┌──

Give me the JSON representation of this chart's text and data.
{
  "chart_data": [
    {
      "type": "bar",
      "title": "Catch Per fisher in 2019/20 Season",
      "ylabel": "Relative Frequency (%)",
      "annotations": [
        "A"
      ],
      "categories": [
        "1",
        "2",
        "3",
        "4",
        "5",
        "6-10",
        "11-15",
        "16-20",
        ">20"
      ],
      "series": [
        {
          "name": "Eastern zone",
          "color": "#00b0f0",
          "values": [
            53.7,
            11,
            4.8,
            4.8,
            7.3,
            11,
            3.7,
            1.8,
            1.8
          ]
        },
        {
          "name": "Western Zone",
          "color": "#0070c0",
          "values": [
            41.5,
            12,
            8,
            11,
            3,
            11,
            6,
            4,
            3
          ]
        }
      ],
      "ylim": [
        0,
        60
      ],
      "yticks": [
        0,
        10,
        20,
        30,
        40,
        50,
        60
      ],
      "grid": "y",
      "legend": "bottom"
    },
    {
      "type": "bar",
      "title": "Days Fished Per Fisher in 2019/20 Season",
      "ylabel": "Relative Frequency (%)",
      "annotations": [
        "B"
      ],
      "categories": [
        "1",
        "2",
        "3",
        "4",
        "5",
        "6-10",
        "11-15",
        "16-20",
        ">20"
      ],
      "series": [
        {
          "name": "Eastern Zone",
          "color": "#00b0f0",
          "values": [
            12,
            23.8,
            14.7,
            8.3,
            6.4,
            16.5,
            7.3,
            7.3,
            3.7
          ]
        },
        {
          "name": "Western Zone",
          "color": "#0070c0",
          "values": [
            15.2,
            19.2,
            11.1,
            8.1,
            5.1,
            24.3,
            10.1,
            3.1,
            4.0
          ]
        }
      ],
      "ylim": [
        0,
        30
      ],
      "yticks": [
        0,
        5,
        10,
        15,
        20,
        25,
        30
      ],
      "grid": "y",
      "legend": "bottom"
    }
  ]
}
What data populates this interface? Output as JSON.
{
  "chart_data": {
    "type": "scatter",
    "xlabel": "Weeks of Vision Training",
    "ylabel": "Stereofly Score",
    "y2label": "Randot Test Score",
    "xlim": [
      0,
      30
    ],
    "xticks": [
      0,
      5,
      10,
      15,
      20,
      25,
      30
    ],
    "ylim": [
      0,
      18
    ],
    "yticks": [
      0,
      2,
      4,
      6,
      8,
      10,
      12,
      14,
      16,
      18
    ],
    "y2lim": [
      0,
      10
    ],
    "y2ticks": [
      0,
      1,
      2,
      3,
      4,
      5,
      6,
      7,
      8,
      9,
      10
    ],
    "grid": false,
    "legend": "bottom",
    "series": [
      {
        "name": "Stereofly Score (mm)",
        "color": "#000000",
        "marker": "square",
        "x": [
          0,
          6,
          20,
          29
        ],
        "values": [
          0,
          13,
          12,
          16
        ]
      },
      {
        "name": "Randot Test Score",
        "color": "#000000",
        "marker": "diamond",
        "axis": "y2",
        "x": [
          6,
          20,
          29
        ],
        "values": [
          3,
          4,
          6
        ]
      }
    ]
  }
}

└──

• [Directions]:
Every record should be repeated exactly; please leave none out.

• [Solution for this task]:
Give me the JSON representation of this chart's text and data.
{
  "chart_data": [
    {
      "type": "bar",
      "title": "Catch Per fisher in 2019/20 Season",
      "ylabel": "Relative Frequency (%)",
      "annotations": [
        "A"
      ],
      "categories": [
        "1",
        "2",
        "3",
        "4",
        "5",
        "6-10",
        "11-15",
        "16-20",
        ">20"
      ],
      "series": [
        {
          "name": "Eastern zone",
          "color": "#00b0f0",
          "values": [
            53.7,
            11,
            4.8,
            4.8,
            7.3,
            11,
            3.7,
            1.8,
            1.8
          ]
        },
        {
          "name": "Western Zone",
          "color": "#0070c0",
          "values": [
            41.5,
            12,
            8,
            11,
            3,
            11,
            6,
            4,
            3
          ]
        }
      ],
      "ylim": [
        0,
        60
      ],
      "yticks": [
        0,
        10,
        20,
        30,
        40,
        50,
        60
      ],
      "grid": "y",
      "legend": "bottom"
    },
    {
      "type": "bar",
      "title": "Days Fished Per Fisher in 2019/20 Season",
      "ylabel": "Relative Frequency (%)",
      "annotations": [
        "B"
      ],
      "categories": [
        "1",
        "2",
        "3",
        "4",
        "5",
        "6-10",
        "11-15",
        "16-20",
        ">20"
      ],
      "series": [
        {
          "name": "Eastern Zone",
          "color": "#00b0f0",
          "values": [
            12,
            23.8,
            14.7,
            8.3,
            6.4,
            16.5,
            7.3,
            7.3,
            3.7
          ]
        },
        {
          "name": "Western Zone",
          "color": "#0070c0",
          "values": [
            15.2,
            19.2,
            11.1,
            8.1,
            5.1,
            24.3,
            10.1,
            3.1,
            4.0
          ]
        }
      ],
      "ylim": [
        0,
        30
      ],
      "yticks": [
        0,
        5,
        10,
        15,
        20,
        25,
        30
      ],
      "grid": "y",
      "legend": "bottom"
    }
  ]
}
What data populates this interface? Output as JSON.
{
  "chart_data": {
    "type": "scatter",
    "xlabel": "Weeks of Vision Training",
    "ylabel": "Stereofly Score",
    "y2label": "Randot Test Score",
    "xlim": [
      0,
      30
    ],
    "xticks": [
      0,
      5,
      10,
      15,
      20,
      25,
      30
    ],
    "ylim": [
      0,
      18
    ],
    "yticks": [
      0,
      2,
      4,
      6,
      8,
      10,
      12,
      14,
      16,
      18
    ],
    "y2lim": [
      0,
      10
    ],
    "y2ticks": [
      0,
      1,
      2,
      3,
      4,
      5,
      6,
      7,
      8,
      9,
      10
    ],
    "grid": false,
    "legend": "bottom",
    "series": [
      {
        "name": "Stereofly Score (mm)",
        "color": "#000000",
        "marker": "square",
        "x": [
          0,
          6,
          20,
          29
        ],
        "values": [
          0,
          13,
          12,
          16
        ]
      },
      {
        "name": "Randot Test Score",
        "color": "#000000",
        "marker": "diamond",
        "axis": "y2",
        "x": [
          6,
          20,
          29
        ],
        "values": [
          3,
          4,
          6
        ]
      }
    ]
  }
}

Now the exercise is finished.